*Instructions for the task*.
Write out all lines holding the word "screenshot".

━━━━━ Dataset records ━━━━━

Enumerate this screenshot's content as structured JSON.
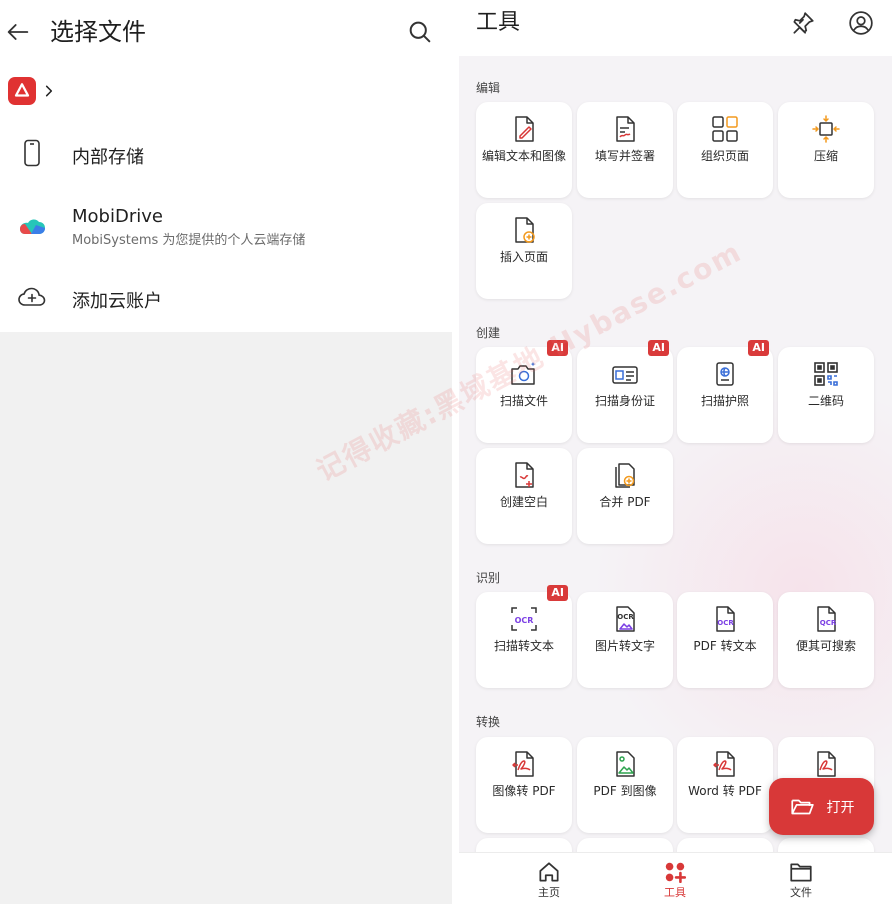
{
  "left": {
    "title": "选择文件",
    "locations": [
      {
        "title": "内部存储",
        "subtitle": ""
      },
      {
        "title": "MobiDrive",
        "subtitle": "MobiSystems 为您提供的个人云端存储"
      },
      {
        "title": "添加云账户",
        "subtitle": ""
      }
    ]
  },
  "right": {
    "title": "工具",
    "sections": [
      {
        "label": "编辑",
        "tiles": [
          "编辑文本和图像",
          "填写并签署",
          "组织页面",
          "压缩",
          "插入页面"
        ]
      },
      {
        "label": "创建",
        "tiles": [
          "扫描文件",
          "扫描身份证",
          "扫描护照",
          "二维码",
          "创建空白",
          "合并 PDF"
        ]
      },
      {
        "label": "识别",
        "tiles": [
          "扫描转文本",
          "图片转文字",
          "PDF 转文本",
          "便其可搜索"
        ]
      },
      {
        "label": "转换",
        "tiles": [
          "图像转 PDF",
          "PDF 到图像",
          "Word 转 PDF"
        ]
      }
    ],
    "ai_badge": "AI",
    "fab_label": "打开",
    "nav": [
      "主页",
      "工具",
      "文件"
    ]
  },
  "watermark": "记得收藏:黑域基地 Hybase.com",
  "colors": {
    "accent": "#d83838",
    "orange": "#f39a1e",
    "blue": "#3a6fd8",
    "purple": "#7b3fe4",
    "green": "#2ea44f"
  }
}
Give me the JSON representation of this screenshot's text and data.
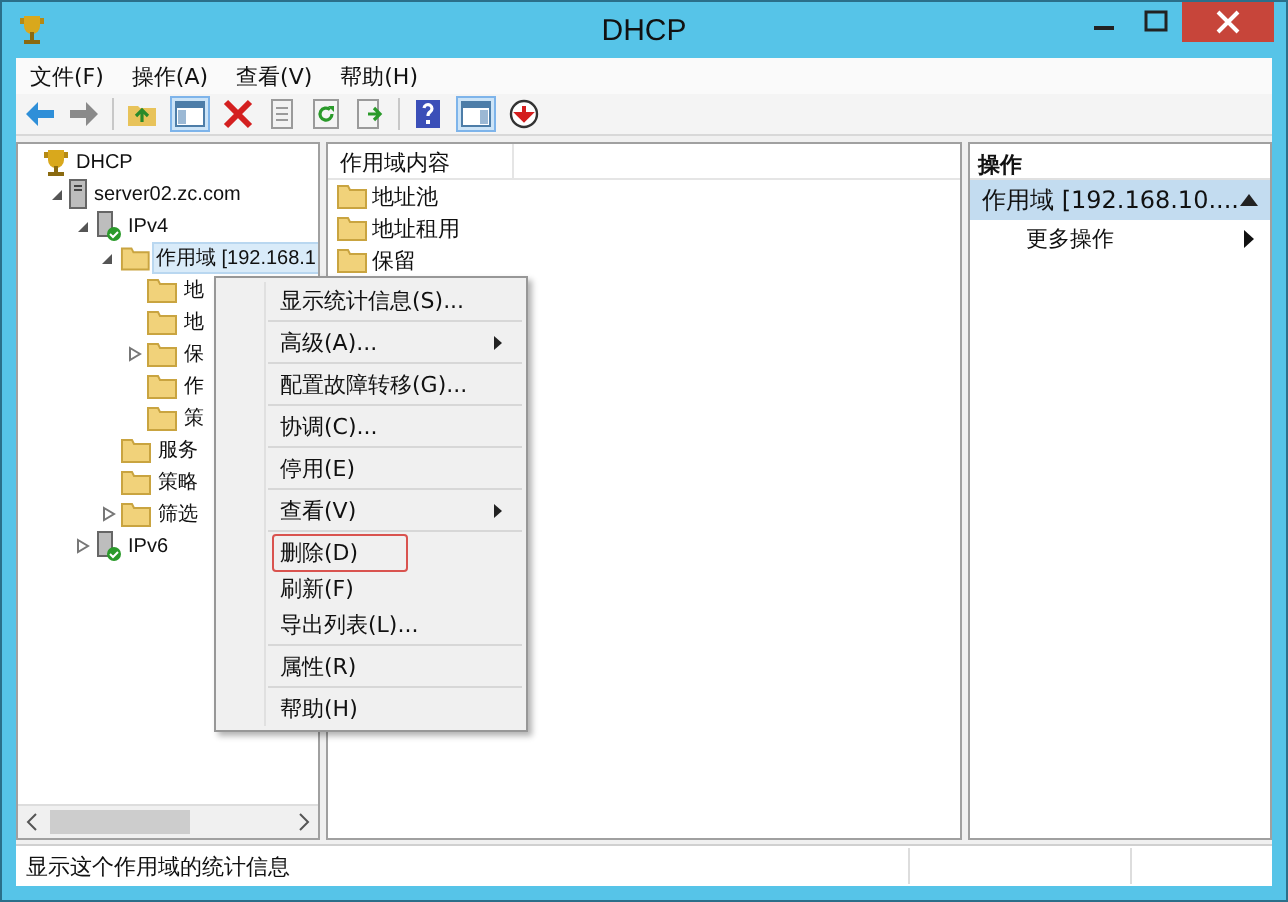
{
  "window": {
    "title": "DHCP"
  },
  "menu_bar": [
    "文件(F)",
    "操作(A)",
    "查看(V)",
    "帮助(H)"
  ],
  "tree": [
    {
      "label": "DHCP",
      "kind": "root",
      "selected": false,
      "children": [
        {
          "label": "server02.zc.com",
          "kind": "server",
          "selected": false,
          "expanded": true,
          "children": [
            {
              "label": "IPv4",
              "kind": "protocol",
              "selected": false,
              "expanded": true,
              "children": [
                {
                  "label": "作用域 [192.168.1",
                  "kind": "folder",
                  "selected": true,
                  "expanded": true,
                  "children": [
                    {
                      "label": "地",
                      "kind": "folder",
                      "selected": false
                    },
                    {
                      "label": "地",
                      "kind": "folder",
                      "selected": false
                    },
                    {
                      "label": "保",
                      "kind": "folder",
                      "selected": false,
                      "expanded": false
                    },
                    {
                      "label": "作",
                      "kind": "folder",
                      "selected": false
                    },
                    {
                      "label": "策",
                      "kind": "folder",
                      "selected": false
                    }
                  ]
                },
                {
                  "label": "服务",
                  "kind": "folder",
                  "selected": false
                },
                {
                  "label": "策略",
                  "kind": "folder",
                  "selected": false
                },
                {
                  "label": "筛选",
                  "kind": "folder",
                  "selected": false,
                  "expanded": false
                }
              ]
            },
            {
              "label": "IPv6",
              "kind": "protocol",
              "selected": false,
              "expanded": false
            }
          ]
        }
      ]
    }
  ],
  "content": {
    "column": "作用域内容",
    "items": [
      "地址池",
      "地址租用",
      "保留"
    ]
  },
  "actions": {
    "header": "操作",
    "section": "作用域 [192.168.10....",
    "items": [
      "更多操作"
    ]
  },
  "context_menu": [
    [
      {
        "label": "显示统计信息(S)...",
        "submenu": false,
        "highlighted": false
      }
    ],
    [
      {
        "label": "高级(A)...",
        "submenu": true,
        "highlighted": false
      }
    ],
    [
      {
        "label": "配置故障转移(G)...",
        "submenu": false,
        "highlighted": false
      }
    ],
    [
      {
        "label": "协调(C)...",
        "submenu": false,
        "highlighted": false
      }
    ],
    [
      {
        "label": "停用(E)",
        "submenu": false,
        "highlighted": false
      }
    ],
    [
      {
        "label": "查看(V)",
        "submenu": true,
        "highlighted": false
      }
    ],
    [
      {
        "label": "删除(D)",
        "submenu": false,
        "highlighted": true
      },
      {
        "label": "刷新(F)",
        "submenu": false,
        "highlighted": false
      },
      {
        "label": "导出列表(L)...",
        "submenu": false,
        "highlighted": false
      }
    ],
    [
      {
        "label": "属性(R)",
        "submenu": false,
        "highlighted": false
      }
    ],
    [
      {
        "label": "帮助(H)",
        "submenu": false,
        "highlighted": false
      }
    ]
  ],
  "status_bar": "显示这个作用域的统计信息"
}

━━━━━
━━━━━ Dataset records ━━━━━

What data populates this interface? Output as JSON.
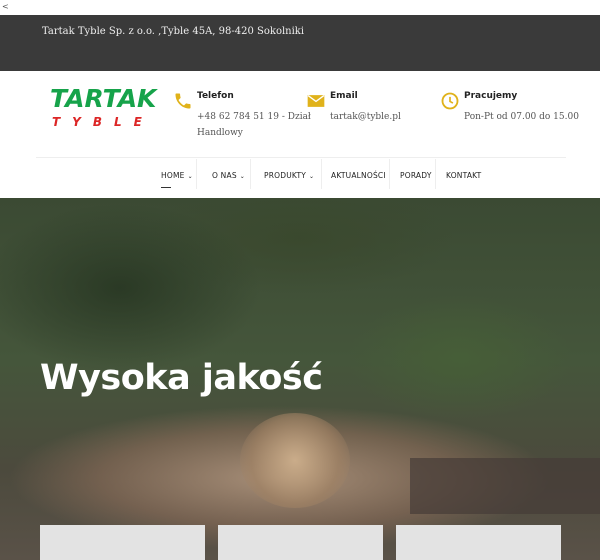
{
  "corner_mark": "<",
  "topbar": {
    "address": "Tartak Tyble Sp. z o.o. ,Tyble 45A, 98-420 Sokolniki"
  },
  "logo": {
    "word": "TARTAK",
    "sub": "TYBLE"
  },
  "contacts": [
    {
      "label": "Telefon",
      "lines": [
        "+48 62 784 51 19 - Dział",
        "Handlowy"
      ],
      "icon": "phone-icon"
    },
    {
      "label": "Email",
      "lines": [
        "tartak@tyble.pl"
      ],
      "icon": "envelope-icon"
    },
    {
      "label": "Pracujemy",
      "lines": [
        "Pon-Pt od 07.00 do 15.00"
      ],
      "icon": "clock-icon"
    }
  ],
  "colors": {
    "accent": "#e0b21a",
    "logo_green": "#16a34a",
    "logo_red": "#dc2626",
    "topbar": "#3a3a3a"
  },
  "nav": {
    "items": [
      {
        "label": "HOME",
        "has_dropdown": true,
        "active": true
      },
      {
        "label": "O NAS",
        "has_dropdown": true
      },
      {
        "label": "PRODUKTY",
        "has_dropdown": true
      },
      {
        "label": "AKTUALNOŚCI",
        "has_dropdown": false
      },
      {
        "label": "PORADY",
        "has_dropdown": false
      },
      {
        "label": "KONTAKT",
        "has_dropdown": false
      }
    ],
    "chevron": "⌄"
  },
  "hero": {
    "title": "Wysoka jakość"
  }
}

━━━━━

*Response below*.
Enumerate this screenshot's content as structured JSON.
Give me the JSON representation of this screenshot's text and data.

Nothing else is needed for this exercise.